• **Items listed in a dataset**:
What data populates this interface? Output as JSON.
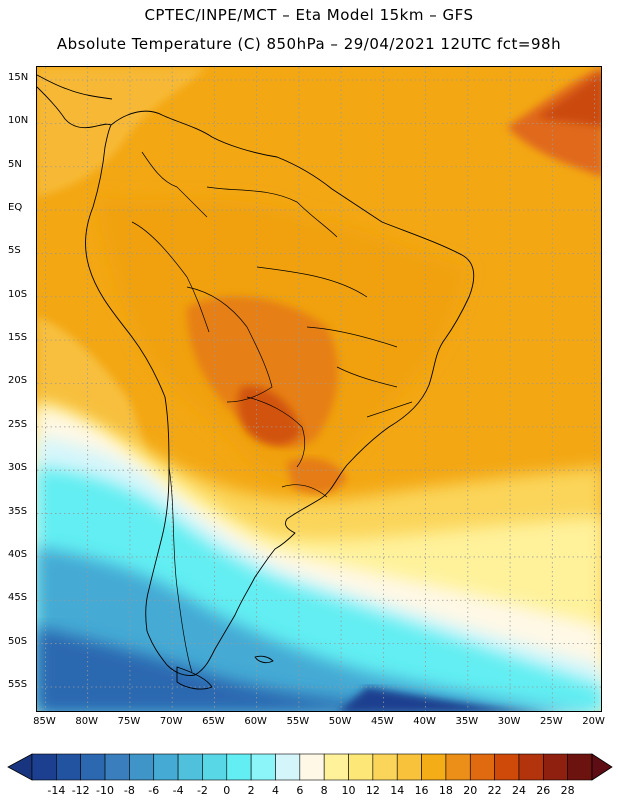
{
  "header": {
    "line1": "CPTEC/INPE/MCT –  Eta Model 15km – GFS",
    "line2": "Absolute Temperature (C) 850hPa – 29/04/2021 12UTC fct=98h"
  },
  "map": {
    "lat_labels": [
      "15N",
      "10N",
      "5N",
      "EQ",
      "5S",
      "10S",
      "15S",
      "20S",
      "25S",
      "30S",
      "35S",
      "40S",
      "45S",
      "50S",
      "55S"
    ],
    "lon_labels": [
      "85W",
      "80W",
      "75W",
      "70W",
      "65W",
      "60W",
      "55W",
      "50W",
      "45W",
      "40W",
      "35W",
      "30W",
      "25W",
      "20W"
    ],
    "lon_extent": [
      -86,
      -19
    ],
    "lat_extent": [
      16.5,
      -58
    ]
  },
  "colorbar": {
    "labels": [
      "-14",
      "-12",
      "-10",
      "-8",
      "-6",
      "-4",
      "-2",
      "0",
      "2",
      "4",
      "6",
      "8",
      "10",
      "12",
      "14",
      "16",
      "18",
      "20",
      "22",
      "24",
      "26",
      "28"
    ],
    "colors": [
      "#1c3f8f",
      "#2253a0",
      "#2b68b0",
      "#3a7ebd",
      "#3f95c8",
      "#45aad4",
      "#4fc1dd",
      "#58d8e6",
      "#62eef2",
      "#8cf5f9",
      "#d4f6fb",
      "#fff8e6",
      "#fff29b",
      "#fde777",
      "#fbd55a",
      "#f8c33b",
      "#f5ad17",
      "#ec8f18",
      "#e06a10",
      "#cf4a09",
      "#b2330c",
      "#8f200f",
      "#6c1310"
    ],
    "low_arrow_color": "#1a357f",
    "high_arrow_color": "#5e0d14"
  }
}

• **What the task requires**:
Print the records word for word and exclude any picture they hold.

• **Response**:
What data populates this interface? Output as JSON.
{
  "header": {
    "line1": "CPTEC/INPE/MCT –  Eta Model 15km – GFS",
    "line2": "Absolute Temperature (C) 850hPa – 29/04/2021 12UTC fct=98h"
  },
  "map": {
    "lat_labels": [
      "15N",
      "10N",
      "5N",
      "EQ",
      "5S",
      "10S",
      "15S",
      "20S",
      "25S",
      "30S",
      "35S",
      "40S",
      "45S",
      "50S",
      "55S"
    ],
    "lon_labels": [
      "85W",
      "80W",
      "75W",
      "70W",
      "65W",
      "60W",
      "55W",
      "50W",
      "45W",
      "40W",
      "35W",
      "30W",
      "25W",
      "20W"
    ],
    "lon_extent": [
      -86,
      -19
    ],
    "lat_extent": [
      16.5,
      -58
    ]
  },
  "colorbar": {
    "labels": [
      "-14",
      "-12",
      "-10",
      "-8",
      "-6",
      "-4",
      "-2",
      "0",
      "2",
      "4",
      "6",
      "8",
      "10",
      "12",
      "14",
      "16",
      "18",
      "20",
      "22",
      "24",
      "26",
      "28"
    ],
    "colors": [
      "#1c3f8f",
      "#2253a0",
      "#2b68b0",
      "#3a7ebd",
      "#3f95c8",
      "#45aad4",
      "#4fc1dd",
      "#58d8e6",
      "#62eef2",
      "#8cf5f9",
      "#d4f6fb",
      "#fff8e6",
      "#fff29b",
      "#fde777",
      "#fbd55a",
      "#f8c33b",
      "#f5ad17",
      "#ec8f18",
      "#e06a10",
      "#cf4a09",
      "#b2330c",
      "#8f200f",
      "#6c1310"
    ],
    "low_arrow_color": "#1a357f",
    "high_arrow_color": "#5e0d14"
  }
}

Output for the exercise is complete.